§ **Problem requirements**:
Check every line of the entries that follow, and copy the ones containing "JSON".

§ **Given entries**:
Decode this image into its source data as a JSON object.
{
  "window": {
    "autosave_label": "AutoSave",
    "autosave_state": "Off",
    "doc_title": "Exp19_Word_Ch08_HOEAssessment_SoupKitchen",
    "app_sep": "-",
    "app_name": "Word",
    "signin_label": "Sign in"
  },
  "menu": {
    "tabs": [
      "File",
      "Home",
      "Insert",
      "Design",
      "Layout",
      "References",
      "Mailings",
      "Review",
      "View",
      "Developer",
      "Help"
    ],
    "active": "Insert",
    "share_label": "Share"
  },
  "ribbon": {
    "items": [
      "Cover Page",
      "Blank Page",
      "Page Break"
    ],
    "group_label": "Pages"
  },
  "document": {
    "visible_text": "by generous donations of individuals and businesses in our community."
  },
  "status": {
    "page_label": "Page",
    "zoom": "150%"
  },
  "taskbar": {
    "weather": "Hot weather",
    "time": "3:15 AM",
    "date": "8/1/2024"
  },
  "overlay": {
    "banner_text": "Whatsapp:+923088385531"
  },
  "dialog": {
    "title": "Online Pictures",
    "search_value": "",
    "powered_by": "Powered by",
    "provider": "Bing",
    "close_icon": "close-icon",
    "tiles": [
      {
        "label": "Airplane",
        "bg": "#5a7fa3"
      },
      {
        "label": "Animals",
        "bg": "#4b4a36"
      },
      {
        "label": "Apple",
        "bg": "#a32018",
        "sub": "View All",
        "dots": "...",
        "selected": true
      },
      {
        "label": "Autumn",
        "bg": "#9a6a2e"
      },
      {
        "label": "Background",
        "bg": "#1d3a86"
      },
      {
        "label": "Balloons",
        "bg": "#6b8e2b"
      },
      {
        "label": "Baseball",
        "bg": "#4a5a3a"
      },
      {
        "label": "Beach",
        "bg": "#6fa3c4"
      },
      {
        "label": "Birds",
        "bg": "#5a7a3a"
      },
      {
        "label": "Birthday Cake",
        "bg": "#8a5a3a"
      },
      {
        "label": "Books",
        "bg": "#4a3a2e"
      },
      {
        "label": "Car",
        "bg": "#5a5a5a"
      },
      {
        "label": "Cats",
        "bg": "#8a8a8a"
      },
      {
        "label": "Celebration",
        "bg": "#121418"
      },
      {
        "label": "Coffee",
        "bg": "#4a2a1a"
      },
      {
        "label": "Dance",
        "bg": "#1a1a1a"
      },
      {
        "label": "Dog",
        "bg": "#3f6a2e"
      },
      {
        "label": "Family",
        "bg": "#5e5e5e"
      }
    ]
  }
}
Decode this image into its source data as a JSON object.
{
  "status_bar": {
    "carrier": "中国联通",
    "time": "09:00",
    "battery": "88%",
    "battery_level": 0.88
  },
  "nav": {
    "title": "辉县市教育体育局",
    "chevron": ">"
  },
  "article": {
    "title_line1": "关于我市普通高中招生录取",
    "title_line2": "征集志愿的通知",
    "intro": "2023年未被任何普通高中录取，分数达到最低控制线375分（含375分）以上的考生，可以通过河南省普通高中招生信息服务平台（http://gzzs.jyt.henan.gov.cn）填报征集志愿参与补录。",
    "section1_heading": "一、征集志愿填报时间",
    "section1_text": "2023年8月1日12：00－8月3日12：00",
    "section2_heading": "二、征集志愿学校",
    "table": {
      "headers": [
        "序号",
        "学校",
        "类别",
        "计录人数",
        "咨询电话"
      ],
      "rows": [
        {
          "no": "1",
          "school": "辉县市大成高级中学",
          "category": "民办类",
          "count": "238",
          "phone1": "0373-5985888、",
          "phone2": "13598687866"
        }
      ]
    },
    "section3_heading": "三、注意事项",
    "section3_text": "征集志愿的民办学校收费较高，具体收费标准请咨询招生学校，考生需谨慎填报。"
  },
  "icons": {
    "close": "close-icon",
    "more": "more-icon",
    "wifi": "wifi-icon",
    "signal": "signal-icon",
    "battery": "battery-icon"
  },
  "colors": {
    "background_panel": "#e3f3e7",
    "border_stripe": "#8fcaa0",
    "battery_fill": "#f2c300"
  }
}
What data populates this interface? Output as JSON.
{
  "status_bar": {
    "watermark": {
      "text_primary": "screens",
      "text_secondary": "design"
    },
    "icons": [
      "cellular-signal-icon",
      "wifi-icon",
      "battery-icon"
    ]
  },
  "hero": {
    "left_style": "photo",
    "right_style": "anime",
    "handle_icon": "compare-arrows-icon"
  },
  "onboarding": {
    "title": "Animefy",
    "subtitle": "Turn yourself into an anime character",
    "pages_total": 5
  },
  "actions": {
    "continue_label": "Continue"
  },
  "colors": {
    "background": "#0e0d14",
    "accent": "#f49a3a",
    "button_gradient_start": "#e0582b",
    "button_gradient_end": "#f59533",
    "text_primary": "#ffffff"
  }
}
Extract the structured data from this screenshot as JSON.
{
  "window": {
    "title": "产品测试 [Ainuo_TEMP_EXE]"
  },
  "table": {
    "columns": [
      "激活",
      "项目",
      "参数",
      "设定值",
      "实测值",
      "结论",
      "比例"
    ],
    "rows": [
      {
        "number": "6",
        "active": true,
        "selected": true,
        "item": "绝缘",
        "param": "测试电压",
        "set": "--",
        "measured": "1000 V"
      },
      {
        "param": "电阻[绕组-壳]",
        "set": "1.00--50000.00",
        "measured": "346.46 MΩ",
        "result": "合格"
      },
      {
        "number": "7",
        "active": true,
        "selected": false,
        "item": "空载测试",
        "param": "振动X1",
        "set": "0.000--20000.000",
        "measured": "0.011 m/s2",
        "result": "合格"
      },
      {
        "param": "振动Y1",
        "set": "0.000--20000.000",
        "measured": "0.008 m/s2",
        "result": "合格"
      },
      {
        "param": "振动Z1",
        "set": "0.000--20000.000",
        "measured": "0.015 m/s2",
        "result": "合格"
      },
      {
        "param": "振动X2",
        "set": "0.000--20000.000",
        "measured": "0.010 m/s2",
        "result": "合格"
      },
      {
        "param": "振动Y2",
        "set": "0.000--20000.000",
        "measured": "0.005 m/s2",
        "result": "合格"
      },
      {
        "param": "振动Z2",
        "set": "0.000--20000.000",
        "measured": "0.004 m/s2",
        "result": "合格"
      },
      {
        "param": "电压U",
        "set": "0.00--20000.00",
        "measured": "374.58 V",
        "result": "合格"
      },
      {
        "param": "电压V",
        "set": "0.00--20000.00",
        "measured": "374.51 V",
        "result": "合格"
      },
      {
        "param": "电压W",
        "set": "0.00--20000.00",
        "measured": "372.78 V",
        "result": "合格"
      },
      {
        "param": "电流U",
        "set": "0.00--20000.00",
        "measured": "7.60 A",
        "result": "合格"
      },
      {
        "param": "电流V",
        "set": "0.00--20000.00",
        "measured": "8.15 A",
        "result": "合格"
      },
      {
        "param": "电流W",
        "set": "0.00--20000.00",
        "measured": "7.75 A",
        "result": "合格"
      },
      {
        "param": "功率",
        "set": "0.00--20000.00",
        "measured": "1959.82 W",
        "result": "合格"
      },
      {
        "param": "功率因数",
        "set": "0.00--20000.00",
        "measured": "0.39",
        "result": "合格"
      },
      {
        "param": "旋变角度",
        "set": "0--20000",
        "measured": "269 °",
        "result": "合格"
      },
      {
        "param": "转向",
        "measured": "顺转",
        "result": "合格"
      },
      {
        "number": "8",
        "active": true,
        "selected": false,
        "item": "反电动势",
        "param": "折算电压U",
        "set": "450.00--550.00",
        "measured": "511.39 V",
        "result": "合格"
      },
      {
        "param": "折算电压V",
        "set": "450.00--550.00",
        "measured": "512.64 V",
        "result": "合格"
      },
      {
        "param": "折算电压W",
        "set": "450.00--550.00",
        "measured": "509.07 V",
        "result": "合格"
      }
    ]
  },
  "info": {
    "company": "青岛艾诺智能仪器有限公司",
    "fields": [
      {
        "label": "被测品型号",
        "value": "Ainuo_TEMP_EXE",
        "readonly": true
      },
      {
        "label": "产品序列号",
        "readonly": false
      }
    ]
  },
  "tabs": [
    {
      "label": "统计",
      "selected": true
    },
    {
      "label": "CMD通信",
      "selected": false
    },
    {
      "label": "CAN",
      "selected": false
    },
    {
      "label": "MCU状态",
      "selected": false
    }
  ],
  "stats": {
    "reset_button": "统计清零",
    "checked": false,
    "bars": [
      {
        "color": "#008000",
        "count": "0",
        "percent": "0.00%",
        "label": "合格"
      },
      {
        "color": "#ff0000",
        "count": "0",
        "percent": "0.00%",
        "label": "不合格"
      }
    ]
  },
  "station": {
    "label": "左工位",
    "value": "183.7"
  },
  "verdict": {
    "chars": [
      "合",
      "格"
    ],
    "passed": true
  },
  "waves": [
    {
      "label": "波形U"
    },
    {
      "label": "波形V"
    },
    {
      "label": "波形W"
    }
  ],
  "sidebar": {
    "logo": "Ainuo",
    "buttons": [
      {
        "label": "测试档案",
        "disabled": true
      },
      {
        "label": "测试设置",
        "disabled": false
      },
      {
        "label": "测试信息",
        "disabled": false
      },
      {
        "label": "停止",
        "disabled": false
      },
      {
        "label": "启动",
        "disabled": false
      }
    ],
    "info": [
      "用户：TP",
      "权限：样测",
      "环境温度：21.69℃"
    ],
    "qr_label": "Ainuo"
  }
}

§ **Response to the exercise**:
Decode this image into its source data as a JSON object.
Decode this image into its source data as a JSON object.
What data populates this interface? Output as JSON.
Extract the structured data from this screenshot as JSON.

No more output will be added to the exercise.